---- Listing

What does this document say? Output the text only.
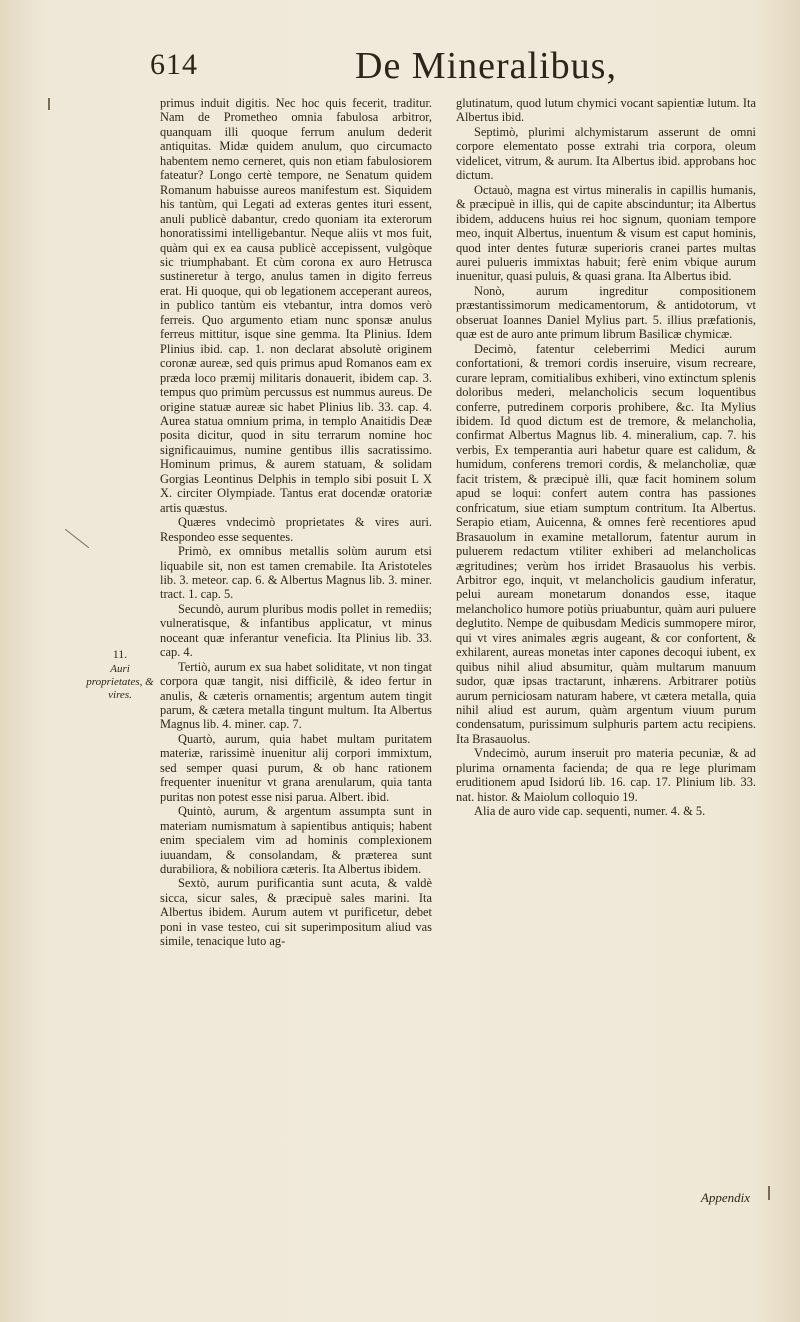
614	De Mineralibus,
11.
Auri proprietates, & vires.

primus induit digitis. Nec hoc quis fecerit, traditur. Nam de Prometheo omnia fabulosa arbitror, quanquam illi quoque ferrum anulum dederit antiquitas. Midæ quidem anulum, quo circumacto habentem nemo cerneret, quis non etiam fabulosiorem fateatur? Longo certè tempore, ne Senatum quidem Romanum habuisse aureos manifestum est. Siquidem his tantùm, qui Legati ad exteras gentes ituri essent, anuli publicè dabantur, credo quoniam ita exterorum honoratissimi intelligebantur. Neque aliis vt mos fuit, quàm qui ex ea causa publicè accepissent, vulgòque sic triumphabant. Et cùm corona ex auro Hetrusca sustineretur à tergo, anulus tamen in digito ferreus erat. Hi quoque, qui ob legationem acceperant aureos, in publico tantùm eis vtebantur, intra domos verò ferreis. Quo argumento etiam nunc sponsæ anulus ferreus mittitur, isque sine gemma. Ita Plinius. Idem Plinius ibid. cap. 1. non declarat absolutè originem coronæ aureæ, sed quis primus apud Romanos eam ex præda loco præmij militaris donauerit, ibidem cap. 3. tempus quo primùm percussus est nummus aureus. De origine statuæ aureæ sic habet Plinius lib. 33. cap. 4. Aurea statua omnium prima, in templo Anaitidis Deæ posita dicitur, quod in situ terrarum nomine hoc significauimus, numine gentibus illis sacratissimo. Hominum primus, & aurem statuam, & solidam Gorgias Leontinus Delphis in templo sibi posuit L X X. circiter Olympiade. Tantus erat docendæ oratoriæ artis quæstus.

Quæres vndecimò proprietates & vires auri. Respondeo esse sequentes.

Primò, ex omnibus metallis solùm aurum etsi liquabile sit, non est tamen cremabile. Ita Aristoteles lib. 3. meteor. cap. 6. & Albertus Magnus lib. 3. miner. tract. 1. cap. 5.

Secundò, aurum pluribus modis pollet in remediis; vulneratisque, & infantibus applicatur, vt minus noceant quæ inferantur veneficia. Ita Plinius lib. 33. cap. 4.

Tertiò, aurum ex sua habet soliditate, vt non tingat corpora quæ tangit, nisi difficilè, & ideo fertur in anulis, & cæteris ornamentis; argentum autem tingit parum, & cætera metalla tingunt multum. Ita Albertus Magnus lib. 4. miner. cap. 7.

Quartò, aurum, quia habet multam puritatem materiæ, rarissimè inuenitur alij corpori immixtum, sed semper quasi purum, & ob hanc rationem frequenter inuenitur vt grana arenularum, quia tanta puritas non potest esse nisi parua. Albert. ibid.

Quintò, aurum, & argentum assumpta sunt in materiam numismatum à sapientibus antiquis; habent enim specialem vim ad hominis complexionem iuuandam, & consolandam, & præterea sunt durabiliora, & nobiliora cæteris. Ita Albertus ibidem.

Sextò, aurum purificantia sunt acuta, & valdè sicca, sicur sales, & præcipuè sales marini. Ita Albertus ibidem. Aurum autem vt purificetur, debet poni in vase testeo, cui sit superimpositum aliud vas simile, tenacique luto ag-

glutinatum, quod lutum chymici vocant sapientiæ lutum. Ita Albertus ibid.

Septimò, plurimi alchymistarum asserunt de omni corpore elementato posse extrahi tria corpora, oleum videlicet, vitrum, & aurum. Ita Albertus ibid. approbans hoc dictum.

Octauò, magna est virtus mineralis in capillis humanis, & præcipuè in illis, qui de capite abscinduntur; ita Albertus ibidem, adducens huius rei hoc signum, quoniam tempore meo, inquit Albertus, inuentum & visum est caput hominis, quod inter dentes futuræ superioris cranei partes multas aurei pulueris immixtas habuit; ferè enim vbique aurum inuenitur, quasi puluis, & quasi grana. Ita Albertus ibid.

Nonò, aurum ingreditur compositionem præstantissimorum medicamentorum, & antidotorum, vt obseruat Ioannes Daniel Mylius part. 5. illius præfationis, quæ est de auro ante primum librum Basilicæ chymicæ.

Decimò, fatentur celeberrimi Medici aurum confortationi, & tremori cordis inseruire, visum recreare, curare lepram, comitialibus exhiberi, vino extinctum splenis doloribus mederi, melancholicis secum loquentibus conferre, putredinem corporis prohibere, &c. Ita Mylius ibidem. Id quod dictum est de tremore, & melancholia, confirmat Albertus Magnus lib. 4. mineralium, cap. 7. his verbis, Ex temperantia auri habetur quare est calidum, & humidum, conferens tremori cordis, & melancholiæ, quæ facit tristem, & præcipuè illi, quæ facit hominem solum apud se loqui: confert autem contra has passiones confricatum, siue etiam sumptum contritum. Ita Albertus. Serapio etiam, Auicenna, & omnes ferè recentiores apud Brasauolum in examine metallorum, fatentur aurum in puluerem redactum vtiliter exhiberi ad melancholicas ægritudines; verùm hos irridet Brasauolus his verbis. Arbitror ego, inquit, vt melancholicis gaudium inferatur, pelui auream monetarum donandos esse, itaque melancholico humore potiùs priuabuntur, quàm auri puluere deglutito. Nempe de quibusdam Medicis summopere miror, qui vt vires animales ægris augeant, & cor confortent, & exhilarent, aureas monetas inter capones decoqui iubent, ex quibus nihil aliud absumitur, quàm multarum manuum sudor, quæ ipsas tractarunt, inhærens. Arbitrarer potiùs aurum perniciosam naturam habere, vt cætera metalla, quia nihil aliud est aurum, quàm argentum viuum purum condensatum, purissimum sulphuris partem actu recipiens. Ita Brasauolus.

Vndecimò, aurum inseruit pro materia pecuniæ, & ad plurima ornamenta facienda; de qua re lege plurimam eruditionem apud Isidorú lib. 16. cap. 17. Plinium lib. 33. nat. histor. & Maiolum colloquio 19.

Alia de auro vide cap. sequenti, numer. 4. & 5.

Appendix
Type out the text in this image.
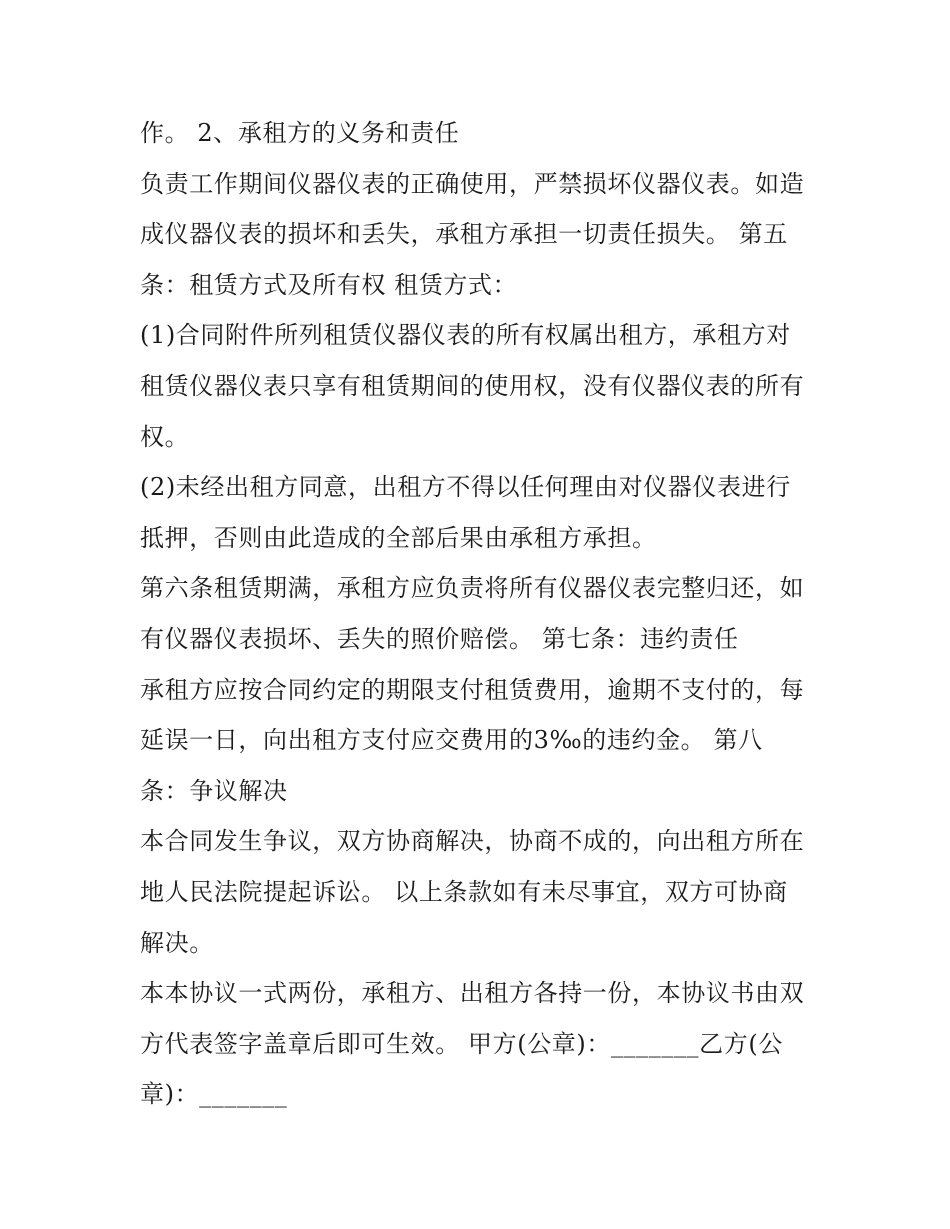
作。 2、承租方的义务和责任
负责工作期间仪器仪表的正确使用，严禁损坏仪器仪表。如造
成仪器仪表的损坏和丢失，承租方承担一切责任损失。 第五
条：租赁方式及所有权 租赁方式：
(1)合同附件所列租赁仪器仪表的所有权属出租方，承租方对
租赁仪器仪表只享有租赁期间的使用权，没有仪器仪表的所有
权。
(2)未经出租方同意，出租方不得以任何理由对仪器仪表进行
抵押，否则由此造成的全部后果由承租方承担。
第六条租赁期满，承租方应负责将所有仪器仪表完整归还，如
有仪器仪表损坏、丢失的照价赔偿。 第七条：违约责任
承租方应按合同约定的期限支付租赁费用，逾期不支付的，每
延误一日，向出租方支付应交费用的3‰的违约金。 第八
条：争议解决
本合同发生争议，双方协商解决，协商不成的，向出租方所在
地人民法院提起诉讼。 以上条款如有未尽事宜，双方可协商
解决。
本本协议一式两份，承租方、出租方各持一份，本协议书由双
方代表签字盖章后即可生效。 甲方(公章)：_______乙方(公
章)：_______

--------

_Aim:_
Print exactly the lines from the line with "Type out the text in this image." through the end of the data, both ends included, and print no pictures.

_Result below:_
Type out the text in this image.
作。 2、承租方的义务和责任
负责工作期间仪器仪表的正确使用，严禁损坏仪器仪表。如造
成仪器仪表的损坏和丢失，承租方承担一切责任损失。 第五
条：租赁方式及所有权 租赁方式：
(1)合同附件所列租赁仪器仪表的所有权属出租方，承租方对
租赁仪器仪表只享有租赁期间的使用权，没有仪器仪表的所有
权。
(2)未经出租方同意，出租方不得以任何理由对仪器仪表进行
抵押，否则由此造成的全部后果由承租方承担。
第六条租赁期满，承租方应负责将所有仪器仪表完整归还，如
有仪器仪表损坏、丢失的照价赔偿。 第七条：违约责任
承租方应按合同约定的期限支付租赁费用，逾期不支付的，每
延误一日，向出租方支付应交费用的3‰的违约金。 第八
条：争议解决
本合同发生争议，双方协商解决，协商不成的，向出租方所在
地人民法院提起诉讼。 以上条款如有未尽事宜，双方可协商
解决。
本本协议一式两份，承租方、出租方各持一份，本协议书由双
方代表签字盖章后即可生效。 甲方(公章)：_______乙方(公
章)：_______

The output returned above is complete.